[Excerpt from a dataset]
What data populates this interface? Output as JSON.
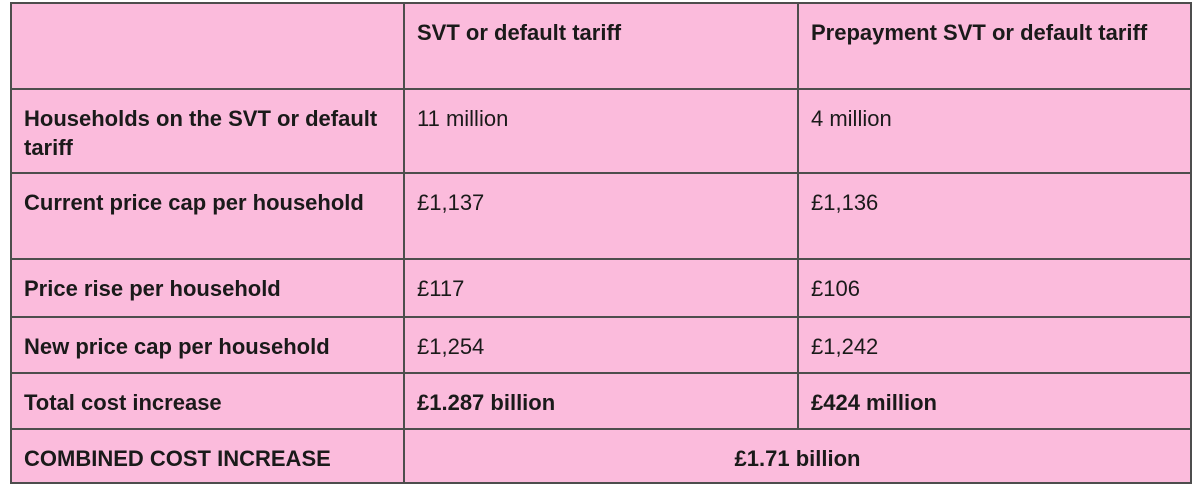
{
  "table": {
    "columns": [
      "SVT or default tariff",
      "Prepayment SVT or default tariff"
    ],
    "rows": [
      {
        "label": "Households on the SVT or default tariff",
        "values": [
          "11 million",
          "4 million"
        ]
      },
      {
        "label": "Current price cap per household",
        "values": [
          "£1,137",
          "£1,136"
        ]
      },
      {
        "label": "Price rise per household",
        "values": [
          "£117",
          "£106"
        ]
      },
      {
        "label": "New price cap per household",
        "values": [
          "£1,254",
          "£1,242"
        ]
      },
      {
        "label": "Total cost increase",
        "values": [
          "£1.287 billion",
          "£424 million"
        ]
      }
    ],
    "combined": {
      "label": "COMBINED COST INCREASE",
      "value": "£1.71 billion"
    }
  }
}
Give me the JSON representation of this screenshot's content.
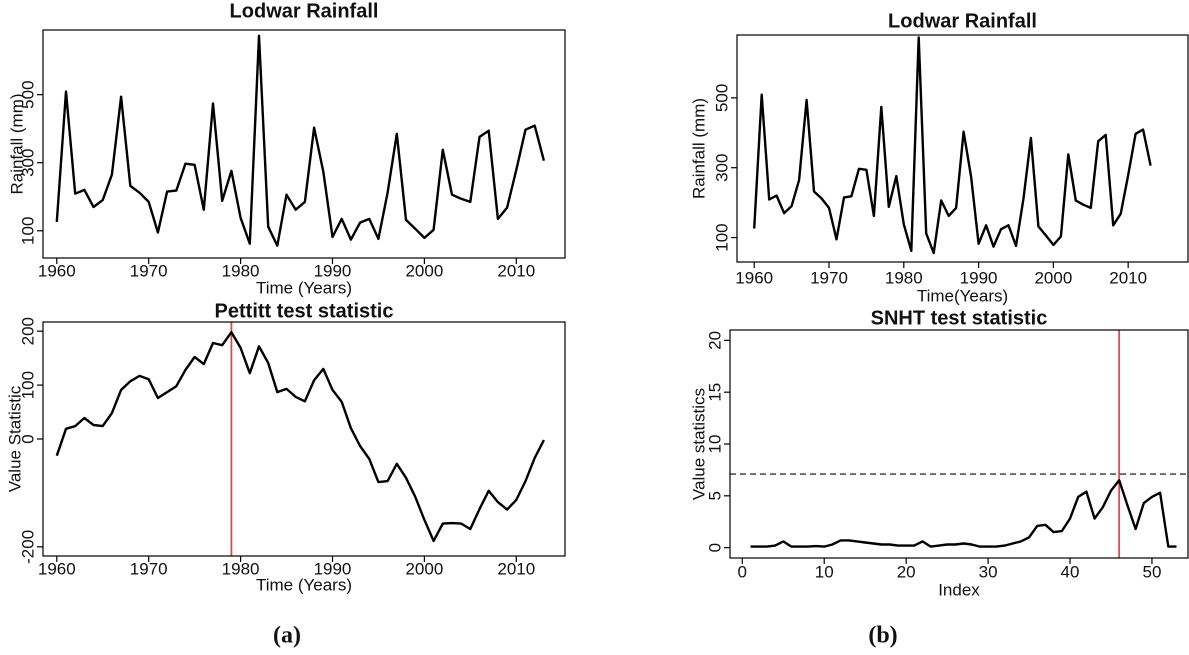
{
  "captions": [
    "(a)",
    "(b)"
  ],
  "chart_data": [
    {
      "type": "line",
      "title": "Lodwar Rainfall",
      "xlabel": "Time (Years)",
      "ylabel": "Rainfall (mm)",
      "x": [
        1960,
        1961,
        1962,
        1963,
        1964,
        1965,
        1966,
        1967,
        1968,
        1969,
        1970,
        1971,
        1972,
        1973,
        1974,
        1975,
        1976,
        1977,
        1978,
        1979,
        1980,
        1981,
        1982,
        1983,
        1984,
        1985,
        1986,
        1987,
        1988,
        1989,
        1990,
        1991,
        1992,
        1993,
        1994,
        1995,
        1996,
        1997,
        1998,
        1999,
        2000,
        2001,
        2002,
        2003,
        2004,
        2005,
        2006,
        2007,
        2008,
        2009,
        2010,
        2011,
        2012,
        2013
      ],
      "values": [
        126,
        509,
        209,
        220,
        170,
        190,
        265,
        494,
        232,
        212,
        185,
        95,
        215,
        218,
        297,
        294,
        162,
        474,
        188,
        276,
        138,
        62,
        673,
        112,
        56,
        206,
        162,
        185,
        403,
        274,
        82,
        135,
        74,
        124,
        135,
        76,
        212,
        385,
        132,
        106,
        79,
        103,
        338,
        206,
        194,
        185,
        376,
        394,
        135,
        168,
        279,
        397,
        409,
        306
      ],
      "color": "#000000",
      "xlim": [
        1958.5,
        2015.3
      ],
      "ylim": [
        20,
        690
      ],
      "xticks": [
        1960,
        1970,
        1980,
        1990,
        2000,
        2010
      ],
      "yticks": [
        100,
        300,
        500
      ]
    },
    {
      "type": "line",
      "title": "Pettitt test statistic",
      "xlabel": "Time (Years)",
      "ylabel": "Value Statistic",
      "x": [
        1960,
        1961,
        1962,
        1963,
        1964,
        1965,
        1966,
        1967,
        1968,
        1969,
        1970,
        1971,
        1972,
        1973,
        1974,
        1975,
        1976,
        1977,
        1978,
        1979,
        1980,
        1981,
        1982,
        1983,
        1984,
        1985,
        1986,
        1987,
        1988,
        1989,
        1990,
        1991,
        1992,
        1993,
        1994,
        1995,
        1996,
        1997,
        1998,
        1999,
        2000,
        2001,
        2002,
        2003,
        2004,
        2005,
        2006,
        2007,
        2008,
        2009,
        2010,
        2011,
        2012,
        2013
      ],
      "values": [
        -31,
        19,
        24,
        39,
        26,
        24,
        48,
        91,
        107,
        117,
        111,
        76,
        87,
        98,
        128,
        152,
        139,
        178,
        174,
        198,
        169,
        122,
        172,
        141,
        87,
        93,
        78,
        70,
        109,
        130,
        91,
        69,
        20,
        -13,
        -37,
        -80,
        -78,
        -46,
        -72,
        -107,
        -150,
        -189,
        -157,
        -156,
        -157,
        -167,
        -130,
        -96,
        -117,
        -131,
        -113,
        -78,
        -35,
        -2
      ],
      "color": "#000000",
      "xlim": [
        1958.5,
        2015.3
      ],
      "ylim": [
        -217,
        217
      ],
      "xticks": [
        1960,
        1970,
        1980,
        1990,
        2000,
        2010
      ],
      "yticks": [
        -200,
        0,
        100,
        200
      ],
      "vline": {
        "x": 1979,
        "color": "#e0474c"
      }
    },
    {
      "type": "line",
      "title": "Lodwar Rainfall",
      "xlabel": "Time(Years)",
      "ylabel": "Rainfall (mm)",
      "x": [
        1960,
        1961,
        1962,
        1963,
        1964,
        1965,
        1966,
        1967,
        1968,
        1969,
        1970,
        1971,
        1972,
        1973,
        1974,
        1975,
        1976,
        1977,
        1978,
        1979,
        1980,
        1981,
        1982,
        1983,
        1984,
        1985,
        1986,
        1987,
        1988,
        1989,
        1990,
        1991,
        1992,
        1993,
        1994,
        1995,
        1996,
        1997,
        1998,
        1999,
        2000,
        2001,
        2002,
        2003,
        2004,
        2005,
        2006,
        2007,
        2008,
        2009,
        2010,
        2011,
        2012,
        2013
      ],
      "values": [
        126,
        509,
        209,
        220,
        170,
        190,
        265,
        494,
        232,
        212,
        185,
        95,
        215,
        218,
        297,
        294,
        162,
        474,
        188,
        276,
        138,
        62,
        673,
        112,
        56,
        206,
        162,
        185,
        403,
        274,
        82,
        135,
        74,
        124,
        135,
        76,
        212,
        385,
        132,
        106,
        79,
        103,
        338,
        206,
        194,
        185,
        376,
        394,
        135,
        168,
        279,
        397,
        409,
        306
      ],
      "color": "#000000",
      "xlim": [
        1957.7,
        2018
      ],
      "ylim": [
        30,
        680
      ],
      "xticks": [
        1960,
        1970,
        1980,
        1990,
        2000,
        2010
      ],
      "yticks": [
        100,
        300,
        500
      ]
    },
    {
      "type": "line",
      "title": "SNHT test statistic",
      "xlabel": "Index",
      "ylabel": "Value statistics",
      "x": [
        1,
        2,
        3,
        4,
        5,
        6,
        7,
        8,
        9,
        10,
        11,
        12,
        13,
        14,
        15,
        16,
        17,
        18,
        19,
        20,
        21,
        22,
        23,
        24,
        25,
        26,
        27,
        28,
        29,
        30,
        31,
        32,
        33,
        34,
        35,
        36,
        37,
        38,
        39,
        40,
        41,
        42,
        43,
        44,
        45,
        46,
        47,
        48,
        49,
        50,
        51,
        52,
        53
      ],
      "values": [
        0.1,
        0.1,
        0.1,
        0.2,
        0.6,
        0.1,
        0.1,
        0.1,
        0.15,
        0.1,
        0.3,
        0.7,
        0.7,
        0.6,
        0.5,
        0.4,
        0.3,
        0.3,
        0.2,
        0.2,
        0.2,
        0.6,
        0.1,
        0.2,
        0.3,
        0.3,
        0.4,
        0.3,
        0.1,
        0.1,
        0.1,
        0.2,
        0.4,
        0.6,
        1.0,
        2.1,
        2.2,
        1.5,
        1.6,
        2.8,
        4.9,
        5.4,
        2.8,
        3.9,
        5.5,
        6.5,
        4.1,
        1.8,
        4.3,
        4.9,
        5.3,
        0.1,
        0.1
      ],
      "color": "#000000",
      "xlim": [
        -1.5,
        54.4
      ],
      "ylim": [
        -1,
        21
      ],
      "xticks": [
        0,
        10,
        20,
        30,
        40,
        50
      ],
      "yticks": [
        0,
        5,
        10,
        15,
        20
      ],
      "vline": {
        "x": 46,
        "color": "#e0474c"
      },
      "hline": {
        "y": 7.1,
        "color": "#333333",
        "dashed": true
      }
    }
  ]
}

What you should do =>
Report the number of lines that include the string "title"; return nothing but the count.

Task solution =>
4